* **WRITTEN INSTRUCTION**
Reproduce each line exactly. Skip none.

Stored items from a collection
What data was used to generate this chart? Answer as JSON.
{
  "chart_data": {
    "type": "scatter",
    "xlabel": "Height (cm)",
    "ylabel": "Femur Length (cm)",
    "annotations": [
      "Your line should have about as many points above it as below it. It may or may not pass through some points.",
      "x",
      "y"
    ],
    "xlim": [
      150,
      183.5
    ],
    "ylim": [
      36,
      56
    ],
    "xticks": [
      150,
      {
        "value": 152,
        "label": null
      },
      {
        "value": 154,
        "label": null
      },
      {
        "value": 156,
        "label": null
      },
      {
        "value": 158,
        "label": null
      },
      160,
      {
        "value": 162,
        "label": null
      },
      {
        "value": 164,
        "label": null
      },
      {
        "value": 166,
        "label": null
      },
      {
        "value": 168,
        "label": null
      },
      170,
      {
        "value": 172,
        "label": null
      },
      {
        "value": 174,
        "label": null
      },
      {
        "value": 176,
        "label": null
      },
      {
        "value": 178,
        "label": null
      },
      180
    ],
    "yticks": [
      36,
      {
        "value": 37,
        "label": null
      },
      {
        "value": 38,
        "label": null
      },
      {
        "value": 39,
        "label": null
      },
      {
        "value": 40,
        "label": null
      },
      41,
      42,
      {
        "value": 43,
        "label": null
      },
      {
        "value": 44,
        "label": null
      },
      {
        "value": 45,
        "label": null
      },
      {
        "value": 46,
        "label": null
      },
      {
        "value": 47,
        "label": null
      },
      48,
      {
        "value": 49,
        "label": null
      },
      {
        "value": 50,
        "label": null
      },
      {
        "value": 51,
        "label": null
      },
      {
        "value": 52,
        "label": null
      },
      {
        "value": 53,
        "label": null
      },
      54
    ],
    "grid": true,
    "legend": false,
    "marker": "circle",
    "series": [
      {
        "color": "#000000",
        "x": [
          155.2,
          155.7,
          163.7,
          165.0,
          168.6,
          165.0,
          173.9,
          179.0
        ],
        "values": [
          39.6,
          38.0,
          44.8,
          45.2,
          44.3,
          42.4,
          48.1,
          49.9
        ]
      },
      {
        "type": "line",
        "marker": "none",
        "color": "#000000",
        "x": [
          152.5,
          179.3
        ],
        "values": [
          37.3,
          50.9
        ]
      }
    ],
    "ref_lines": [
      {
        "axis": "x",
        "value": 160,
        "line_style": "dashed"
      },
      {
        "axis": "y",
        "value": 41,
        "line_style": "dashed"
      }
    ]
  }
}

* **TASK RESPONSE**
What data was used to generate this chart? Answer as JSON.
{
  "chart_data": {
    "type": "scatter",
    "xlabel": "Height (cm)",
    "ylabel": "Femur Length (cm)",
    "annotations": [
      "Your line should have about as many points above it as below it. It may or may not pass through some points.",
      "x",
      "y"
    ],
    "xlim": [
      150,
      183.5
    ],
    "ylim": [
      36,
      56
    ],
    "xticks": [
      150,
      {
        "value": 152,
        "label": null
      },
      {
        "value": 154,
        "label": null
      },
      {
        "value": 156,
        "label": null
      },
      {
        "value": 158,
        "label": null
      },
      160,
      {
        "value": 162,
        "label": null
      },
      {
        "value": 164,
        "label": null
      },
      {
        "value": 166,
        "label": null
      },
      {
        "value": 168,
        "label": null
      },
      170,
      {
        "value": 172,
        "label": null
      },
      {
        "value": 174,
        "label": null
      },
      {
        "value": 176,
        "label": null
      },
      {
        "value": 178,
        "label": null
      },
      180
    ],
    "yticks": [
      36,
      {
        "value": 37,
        "label": null
      },
      {
        "value": 38,
        "label": null
      },
      {
        "value": 39,
        "label": null
      },
      {
        "value": 40,
        "label": null
      },
      41,
      42,
      {
        "value": 43,
        "label": null
      },
      {
        "value": 44,
        "label": null
      },
      {
        "value": 45,
        "label": null
      },
      {
        "value": 46,
        "label": null
      },
      {
        "value": 47,
        "label": null
      },
      48,
      {
        "value": 49,
        "label": null
      },
      {
        "value": 50,
        "label": null
      },
      {
        "value": 51,
        "label": null
      },
      {
        "value": 52,
        "label": null
      },
      {
        "value": 53,
        "label": null
      },
      54
    ],
    "grid": true,
    "legend": false,
    "marker": "circle",
    "series": [
      {
        "color": "#000000",
        "x": [
          155.2,
          155.7,
          163.7,
          165.0,
          168.6,
          165.0,
          173.9,
          179.0
        ],
        "values": [
          39.6,
          38.0,
          44.8,
          45.2,
          44.3,
          42.4,
          48.1,
          49.9
        ]
      },
      {
        "type": "line",
        "marker": "none",
        "color": "#000000",
        "x": [
          152.5,
          179.3
        ],
        "values": [
          37.3,
          50.9
        ]
      }
    ],
    "ref_lines": [
      {
        "axis": "x",
        "value": 160,
        "line_style": "dashed"
      },
      {
        "axis": "y",
        "value": 41,
        "line_style": "dashed"
      }
    ]
  }
}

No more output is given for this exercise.